**GIVEN ENTRIES**
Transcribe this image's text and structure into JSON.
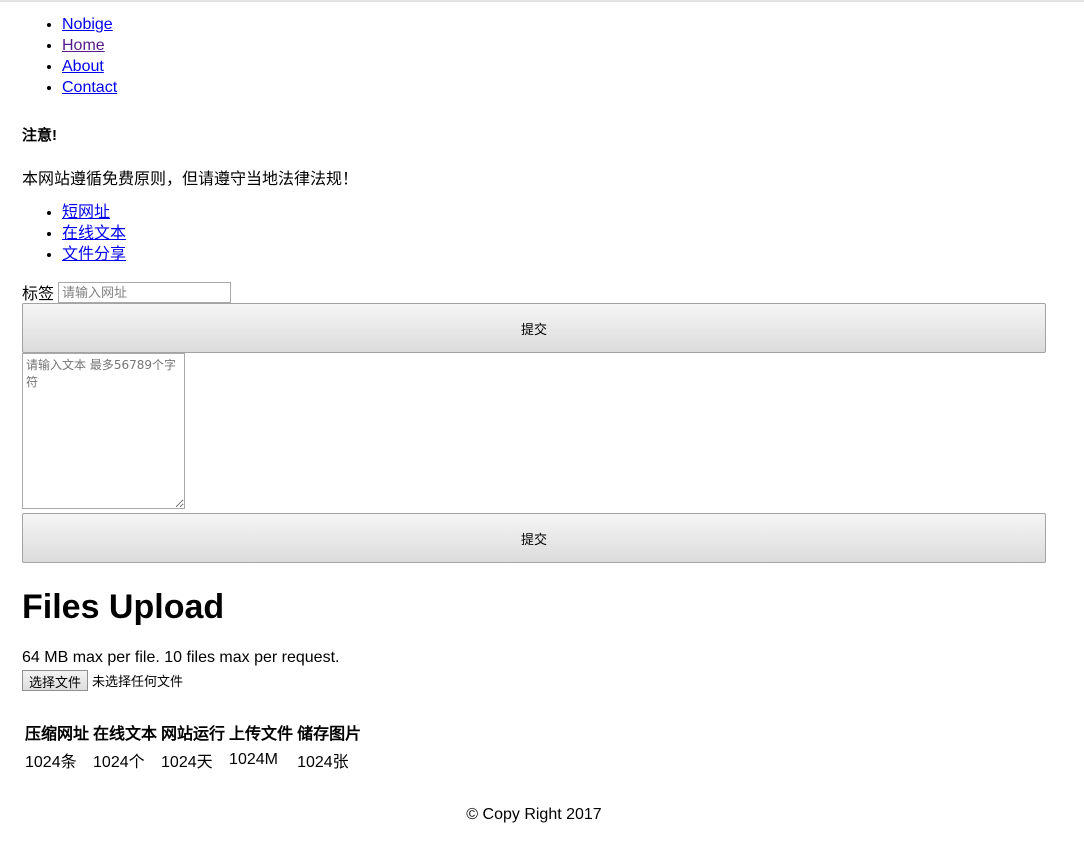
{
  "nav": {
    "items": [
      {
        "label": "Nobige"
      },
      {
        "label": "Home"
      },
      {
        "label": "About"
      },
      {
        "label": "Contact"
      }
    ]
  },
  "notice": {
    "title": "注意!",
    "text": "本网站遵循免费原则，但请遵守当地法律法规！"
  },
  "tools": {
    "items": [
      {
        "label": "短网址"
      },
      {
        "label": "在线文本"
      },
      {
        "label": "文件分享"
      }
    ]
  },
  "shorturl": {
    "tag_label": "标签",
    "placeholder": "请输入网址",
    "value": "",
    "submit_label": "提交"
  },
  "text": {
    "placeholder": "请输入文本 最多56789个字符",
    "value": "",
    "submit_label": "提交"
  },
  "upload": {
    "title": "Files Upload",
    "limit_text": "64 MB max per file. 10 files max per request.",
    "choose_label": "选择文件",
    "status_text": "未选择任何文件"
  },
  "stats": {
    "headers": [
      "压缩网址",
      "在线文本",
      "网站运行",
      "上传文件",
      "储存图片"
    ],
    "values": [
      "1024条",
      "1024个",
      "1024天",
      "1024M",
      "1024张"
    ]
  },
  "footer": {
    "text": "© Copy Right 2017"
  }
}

**TASK**
Write out the records above exactly as they stand, leaving out every picture.

**COMPLETE OUTPUT**
Transcribe this image's text and structure into JSON.
{
  "nav": {
    "items": [
      {
        "label": "Nobige"
      },
      {
        "label": "Home"
      },
      {
        "label": "About"
      },
      {
        "label": "Contact"
      }
    ]
  },
  "notice": {
    "title": "注意!",
    "text": "本网站遵循免费原则，但请遵守当地法律法规！"
  },
  "tools": {
    "items": [
      {
        "label": "短网址"
      },
      {
        "label": "在线文本"
      },
      {
        "label": "文件分享"
      }
    ]
  },
  "shorturl": {
    "tag_label": "标签",
    "placeholder": "请输入网址",
    "value": "",
    "submit_label": "提交"
  },
  "text": {
    "placeholder": "请输入文本 最多56789个字符",
    "value": "",
    "submit_label": "提交"
  },
  "upload": {
    "title": "Files Upload",
    "limit_text": "64 MB max per file. 10 files max per request.",
    "choose_label": "选择文件",
    "status_text": "未选择任何文件"
  },
  "stats": {
    "headers": [
      "压缩网址",
      "在线文本",
      "网站运行",
      "上传文件",
      "储存图片"
    ],
    "values": [
      "1024条",
      "1024个",
      "1024天",
      "1024M",
      "1024张"
    ]
  },
  "footer": {
    "text": "© Copy Right 2017"
  }
}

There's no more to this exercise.